• **Figure record listings**
__________

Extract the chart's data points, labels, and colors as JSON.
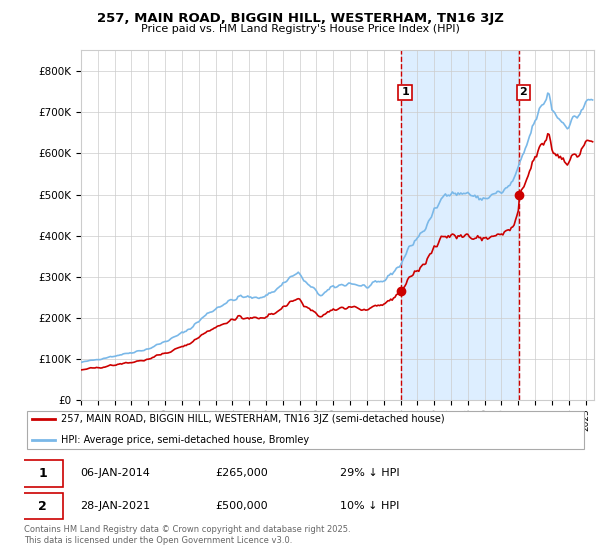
{
  "title": "257, MAIN ROAD, BIGGIN HILL, WESTERHAM, TN16 3JZ",
  "subtitle": "Price paid vs. HM Land Registry's House Price Index (HPI)",
  "legend_line1": "257, MAIN ROAD, BIGGIN HILL, WESTERHAM, TN16 3JZ (semi-detached house)",
  "legend_line2": "HPI: Average price, semi-detached house, Bromley",
  "footnote": "Contains HM Land Registry data © Crown copyright and database right 2025.\nThis data is licensed under the Open Government Licence v3.0.",
  "annotation1_label": "1",
  "annotation1_date": "06-JAN-2014",
  "annotation1_price": "£265,000",
  "annotation1_hpi": "29% ↓ HPI",
  "annotation2_label": "2",
  "annotation2_date": "28-JAN-2021",
  "annotation2_price": "£500,000",
  "annotation2_hpi": "10% ↓ HPI",
  "red_color": "#cc0000",
  "blue_color": "#7ab8e8",
  "shade_color": "#ddeeff",
  "ylim": [
    0,
    850000
  ],
  "yticks": [
    0,
    100000,
    200000,
    300000,
    400000,
    500000,
    600000,
    700000,
    800000
  ],
  "ytick_labels": [
    "£0",
    "£100K",
    "£200K",
    "£300K",
    "£400K",
    "£500K",
    "£600K",
    "£700K",
    "£800K"
  ],
  "sale1_year": 2014.04,
  "sale1_y": 265000,
  "sale2_year": 2021.07,
  "sale2_y": 500000,
  "xmin": 1995.0,
  "xmax": 2025.5,
  "bg_color": "#f0f4fa"
}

__________

• **Objective**
Write every record out again exactly; no pictures belong in the copy.

• **Complete response**
Extract the chart's data points, labels, and colors as JSON.
{
  "title": "257, MAIN ROAD, BIGGIN HILL, WESTERHAM, TN16 3JZ",
  "subtitle": "Price paid vs. HM Land Registry's House Price Index (HPI)",
  "legend_line1": "257, MAIN ROAD, BIGGIN HILL, WESTERHAM, TN16 3JZ (semi-detached house)",
  "legend_line2": "HPI: Average price, semi-detached house, Bromley",
  "footnote": "Contains HM Land Registry data © Crown copyright and database right 2025.\nThis data is licensed under the Open Government Licence v3.0.",
  "annotation1_label": "1",
  "annotation1_date": "06-JAN-2014",
  "annotation1_price": "£265,000",
  "annotation1_hpi": "29% ↓ HPI",
  "annotation2_label": "2",
  "annotation2_date": "28-JAN-2021",
  "annotation2_price": "£500,000",
  "annotation2_hpi": "10% ↓ HPI",
  "red_color": "#cc0000",
  "blue_color": "#7ab8e8",
  "shade_color": "#ddeeff",
  "ylim": [
    0,
    850000
  ],
  "yticks": [
    0,
    100000,
    200000,
    300000,
    400000,
    500000,
    600000,
    700000,
    800000
  ],
  "ytick_labels": [
    "£0",
    "£100K",
    "£200K",
    "£300K",
    "£400K",
    "£500K",
    "£600K",
    "£700K",
    "£800K"
  ],
  "sale1_year": 2014.04,
  "sale1_y": 265000,
  "sale2_year": 2021.07,
  "sale2_y": 500000,
  "xmin": 1995.0,
  "xmax": 2025.5,
  "bg_color": "#f0f4fa"
}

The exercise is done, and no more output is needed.